▶ [PROMPT] Count every line of the listing where the string "Eastern" occurs, and reply with the count alone.

Start

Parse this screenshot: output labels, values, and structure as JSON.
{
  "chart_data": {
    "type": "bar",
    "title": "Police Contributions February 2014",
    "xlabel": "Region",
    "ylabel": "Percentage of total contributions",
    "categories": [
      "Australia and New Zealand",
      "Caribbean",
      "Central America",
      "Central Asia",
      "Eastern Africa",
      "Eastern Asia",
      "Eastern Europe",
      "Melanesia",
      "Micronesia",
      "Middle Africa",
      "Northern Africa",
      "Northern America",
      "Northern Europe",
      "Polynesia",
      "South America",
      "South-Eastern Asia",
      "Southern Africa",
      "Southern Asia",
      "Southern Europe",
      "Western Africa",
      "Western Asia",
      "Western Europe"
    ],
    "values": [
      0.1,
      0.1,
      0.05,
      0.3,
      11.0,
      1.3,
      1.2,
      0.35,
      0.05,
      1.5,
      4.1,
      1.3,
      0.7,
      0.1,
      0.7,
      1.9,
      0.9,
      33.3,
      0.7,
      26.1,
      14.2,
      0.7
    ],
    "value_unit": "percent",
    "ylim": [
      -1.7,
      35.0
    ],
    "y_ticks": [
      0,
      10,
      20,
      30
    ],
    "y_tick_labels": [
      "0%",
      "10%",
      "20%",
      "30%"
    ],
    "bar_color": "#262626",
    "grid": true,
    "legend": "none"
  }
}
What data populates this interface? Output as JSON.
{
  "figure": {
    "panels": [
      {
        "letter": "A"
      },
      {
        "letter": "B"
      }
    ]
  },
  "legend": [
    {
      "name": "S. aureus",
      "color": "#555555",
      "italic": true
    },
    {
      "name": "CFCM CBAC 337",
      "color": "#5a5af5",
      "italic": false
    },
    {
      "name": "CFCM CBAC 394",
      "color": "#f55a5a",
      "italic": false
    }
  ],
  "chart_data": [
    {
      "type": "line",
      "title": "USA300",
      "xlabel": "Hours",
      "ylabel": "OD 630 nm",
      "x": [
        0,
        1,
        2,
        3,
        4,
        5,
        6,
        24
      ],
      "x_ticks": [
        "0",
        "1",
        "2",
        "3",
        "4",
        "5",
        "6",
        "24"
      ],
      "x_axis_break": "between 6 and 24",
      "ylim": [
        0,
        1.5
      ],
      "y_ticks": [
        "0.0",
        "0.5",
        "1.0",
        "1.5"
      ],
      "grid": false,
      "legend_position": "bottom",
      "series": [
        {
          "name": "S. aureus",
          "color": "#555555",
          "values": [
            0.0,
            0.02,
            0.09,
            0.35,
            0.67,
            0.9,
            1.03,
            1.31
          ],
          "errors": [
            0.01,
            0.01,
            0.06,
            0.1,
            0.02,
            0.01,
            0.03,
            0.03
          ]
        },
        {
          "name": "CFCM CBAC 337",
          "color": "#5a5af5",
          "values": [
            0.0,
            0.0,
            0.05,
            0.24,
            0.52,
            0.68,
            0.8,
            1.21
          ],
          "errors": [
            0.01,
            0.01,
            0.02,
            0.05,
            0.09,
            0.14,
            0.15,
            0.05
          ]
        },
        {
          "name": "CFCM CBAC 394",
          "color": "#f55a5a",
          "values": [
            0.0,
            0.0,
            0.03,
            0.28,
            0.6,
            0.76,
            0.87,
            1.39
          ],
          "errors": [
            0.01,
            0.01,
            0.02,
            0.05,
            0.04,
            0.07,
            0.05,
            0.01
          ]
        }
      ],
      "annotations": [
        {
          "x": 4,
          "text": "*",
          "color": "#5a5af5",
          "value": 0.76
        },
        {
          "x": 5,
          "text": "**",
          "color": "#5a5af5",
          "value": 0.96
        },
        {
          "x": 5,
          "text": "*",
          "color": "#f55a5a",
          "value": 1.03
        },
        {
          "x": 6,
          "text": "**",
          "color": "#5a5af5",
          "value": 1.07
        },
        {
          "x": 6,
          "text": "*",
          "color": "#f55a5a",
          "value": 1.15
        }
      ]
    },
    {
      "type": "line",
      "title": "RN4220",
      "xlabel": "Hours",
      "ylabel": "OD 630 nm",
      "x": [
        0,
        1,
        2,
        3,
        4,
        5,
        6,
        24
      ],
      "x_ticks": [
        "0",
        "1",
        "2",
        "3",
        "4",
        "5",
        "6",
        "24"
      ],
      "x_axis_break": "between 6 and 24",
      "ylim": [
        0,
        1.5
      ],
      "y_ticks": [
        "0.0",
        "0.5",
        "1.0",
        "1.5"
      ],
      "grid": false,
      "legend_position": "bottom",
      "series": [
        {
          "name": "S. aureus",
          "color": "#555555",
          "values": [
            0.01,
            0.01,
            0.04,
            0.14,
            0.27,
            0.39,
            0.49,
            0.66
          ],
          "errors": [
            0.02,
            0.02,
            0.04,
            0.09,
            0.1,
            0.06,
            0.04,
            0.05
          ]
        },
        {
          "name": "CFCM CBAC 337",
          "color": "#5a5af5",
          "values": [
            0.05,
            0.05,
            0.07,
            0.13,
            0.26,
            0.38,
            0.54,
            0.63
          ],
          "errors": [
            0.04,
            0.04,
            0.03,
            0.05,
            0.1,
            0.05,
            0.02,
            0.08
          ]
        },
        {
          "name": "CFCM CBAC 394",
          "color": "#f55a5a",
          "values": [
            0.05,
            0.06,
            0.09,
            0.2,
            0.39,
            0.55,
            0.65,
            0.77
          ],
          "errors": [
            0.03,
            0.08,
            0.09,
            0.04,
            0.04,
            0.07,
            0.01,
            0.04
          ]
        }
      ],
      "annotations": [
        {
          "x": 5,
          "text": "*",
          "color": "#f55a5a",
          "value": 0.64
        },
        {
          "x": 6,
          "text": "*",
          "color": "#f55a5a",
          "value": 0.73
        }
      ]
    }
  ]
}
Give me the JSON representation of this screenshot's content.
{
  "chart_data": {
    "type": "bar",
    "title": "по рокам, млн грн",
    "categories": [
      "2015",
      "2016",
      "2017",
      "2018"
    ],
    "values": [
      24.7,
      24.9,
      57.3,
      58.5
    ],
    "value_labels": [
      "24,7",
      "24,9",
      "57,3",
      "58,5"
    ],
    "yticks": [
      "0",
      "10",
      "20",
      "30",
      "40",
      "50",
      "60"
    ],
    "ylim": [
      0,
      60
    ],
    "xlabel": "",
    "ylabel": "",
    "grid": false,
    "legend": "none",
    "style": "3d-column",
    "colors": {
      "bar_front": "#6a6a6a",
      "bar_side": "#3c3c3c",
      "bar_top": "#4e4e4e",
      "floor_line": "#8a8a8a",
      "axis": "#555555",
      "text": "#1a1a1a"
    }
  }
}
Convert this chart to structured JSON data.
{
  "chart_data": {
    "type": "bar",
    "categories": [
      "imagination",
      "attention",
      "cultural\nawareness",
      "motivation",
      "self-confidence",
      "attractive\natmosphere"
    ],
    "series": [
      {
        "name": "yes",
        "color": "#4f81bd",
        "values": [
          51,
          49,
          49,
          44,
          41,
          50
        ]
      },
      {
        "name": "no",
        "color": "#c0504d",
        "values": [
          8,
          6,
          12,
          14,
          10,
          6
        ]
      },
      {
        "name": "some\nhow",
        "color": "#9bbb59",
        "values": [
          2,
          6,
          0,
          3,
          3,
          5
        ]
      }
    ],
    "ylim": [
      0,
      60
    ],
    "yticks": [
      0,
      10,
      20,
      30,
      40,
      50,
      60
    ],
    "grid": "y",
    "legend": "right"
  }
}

End

▶ [ANSWER BELOW] 4